[Stored data]
============================================================

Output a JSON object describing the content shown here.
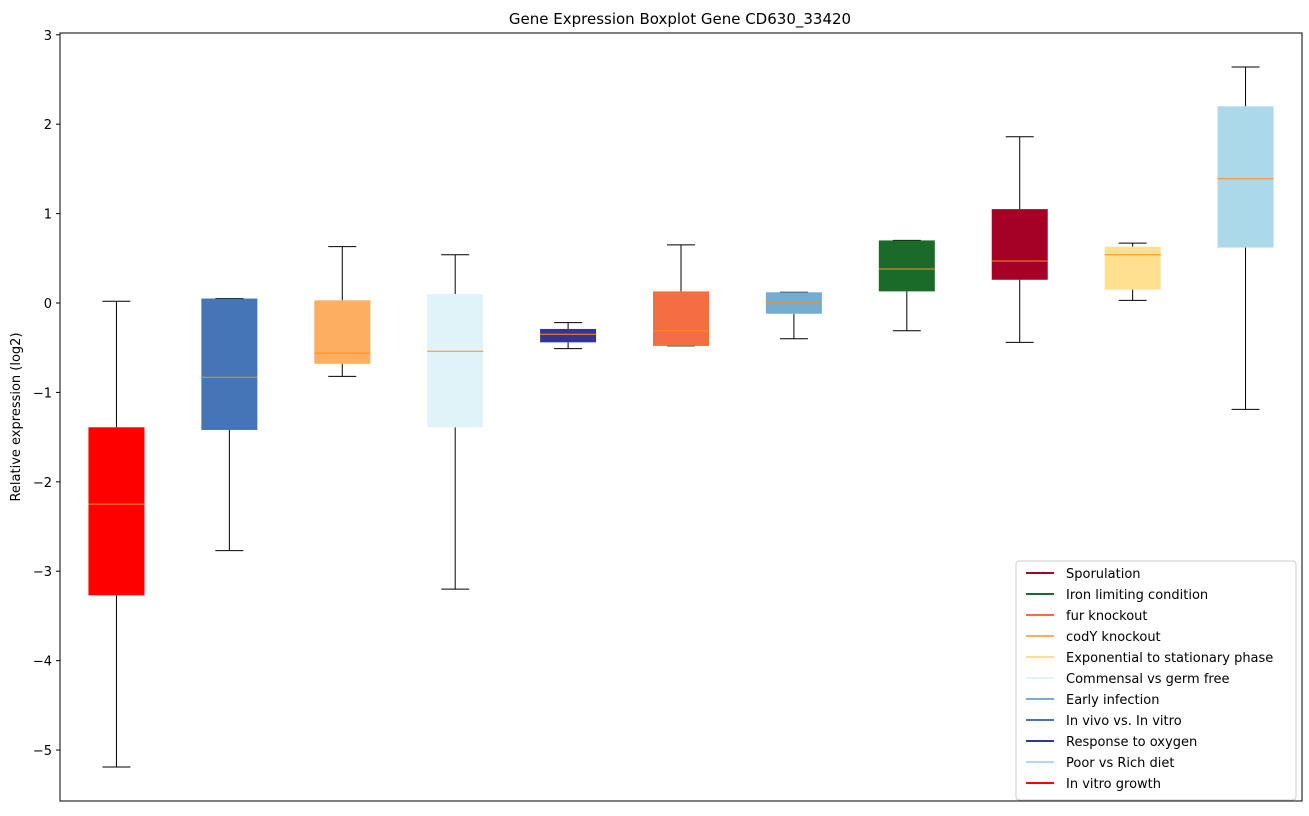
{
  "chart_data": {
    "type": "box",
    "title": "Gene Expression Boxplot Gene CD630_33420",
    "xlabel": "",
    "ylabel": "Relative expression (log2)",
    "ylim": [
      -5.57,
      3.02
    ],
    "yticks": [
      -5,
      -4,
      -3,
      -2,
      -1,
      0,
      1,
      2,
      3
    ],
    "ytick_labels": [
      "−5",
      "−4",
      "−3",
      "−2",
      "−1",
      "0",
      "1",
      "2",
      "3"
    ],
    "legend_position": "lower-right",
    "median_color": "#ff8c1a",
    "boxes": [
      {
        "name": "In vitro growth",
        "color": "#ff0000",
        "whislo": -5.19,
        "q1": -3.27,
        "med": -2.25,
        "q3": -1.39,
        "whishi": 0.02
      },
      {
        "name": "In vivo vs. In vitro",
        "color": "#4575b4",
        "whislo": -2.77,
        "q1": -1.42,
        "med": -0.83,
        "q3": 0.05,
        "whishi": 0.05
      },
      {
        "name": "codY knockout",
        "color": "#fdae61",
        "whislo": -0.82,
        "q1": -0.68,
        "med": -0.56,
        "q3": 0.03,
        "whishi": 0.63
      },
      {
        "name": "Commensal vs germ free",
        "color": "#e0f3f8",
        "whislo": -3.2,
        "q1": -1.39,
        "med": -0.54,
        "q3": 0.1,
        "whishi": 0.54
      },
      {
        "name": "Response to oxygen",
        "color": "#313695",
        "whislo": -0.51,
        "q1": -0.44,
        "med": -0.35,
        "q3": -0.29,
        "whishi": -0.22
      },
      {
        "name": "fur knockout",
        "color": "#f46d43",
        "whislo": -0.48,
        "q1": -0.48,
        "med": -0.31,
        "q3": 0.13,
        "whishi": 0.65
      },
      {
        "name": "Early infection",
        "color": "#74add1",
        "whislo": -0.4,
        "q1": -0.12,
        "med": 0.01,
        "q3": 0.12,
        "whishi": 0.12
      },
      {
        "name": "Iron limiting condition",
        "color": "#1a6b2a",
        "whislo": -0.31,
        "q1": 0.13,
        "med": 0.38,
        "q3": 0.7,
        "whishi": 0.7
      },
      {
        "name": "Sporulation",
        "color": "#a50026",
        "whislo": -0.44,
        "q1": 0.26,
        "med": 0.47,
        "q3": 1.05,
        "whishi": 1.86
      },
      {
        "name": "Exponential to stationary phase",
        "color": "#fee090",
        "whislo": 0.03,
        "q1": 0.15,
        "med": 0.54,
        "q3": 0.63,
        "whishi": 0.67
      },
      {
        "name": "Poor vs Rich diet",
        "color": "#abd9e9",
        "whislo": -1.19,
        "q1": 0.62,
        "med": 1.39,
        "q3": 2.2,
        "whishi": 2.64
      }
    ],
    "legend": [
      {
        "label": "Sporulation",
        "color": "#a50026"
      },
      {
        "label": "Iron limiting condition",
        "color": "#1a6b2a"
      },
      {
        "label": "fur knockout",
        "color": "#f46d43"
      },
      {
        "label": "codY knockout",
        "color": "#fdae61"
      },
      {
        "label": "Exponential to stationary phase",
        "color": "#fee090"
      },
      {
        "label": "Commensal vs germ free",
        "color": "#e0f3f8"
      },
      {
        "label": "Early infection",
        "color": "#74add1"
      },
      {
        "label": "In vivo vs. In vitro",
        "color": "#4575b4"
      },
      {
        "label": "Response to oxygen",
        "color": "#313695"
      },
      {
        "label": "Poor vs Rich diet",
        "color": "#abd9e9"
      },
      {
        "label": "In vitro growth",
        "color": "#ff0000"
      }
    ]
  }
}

============================================================

Task prompt —
Images stay out; the entries above are to be printed exactly.

Result below —
Output a JSON object describing the content shown here.
{
  "chart_data": {
    "type": "box",
    "title": "Gene Expression Boxplot Gene CD630_33420",
    "xlabel": "",
    "ylabel": "Relative expression (log2)",
    "ylim": [
      -5.57,
      3.02
    ],
    "yticks": [
      -5,
      -4,
      -3,
      -2,
      -1,
      0,
      1,
      2,
      3
    ],
    "ytick_labels": [
      "−5",
      "−4",
      "−3",
      "−2",
      "−1",
      "0",
      "1",
      "2",
      "3"
    ],
    "legend_position": "lower-right",
    "median_color": "#ff8c1a",
    "boxes": [
      {
        "name": "In vitro growth",
        "color": "#ff0000",
        "whislo": -5.19,
        "q1": -3.27,
        "med": -2.25,
        "q3": -1.39,
        "whishi": 0.02
      },
      {
        "name": "In vivo vs. In vitro",
        "color": "#4575b4",
        "whislo": -2.77,
        "q1": -1.42,
        "med": -0.83,
        "q3": 0.05,
        "whishi": 0.05
      },
      {
        "name": "codY knockout",
        "color": "#fdae61",
        "whislo": -0.82,
        "q1": -0.68,
        "med": -0.56,
        "q3": 0.03,
        "whishi": 0.63
      },
      {
        "name": "Commensal vs germ free",
        "color": "#e0f3f8",
        "whislo": -3.2,
        "q1": -1.39,
        "med": -0.54,
        "q3": 0.1,
        "whishi": 0.54
      },
      {
        "name": "Response to oxygen",
        "color": "#313695",
        "whislo": -0.51,
        "q1": -0.44,
        "med": -0.35,
        "q3": -0.29,
        "whishi": -0.22
      },
      {
        "name": "fur knockout",
        "color": "#f46d43",
        "whislo": -0.48,
        "q1": -0.48,
        "med": -0.31,
        "q3": 0.13,
        "whishi": 0.65
      },
      {
        "name": "Early infection",
        "color": "#74add1",
        "whislo": -0.4,
        "q1": -0.12,
        "med": 0.01,
        "q3": 0.12,
        "whishi": 0.12
      },
      {
        "name": "Iron limiting condition",
        "color": "#1a6b2a",
        "whislo": -0.31,
        "q1": 0.13,
        "med": 0.38,
        "q3": 0.7,
        "whishi": 0.7
      },
      {
        "name": "Sporulation",
        "color": "#a50026",
        "whislo": -0.44,
        "q1": 0.26,
        "med": 0.47,
        "q3": 1.05,
        "whishi": 1.86
      },
      {
        "name": "Exponential to stationary phase",
        "color": "#fee090",
        "whislo": 0.03,
        "q1": 0.15,
        "med": 0.54,
        "q3": 0.63,
        "whishi": 0.67
      },
      {
        "name": "Poor vs Rich diet",
        "color": "#abd9e9",
        "whislo": -1.19,
        "q1": 0.62,
        "med": 1.39,
        "q3": 2.2,
        "whishi": 2.64
      }
    ],
    "legend": [
      {
        "label": "Sporulation",
        "color": "#a50026"
      },
      {
        "label": "Iron limiting condition",
        "color": "#1a6b2a"
      },
      {
        "label": "fur knockout",
        "color": "#f46d43"
      },
      {
        "label": "codY knockout",
        "color": "#fdae61"
      },
      {
        "label": "Exponential to stationary phase",
        "color": "#fee090"
      },
      {
        "label": "Commensal vs germ free",
        "color": "#e0f3f8"
      },
      {
        "label": "Early infection",
        "color": "#74add1"
      },
      {
        "label": "In vivo vs. In vitro",
        "color": "#4575b4"
      },
      {
        "label": "Response to oxygen",
        "color": "#313695"
      },
      {
        "label": "Poor vs Rich diet",
        "color": "#abd9e9"
      },
      {
        "label": "In vitro growth",
        "color": "#ff0000"
      }
    ]
  }
}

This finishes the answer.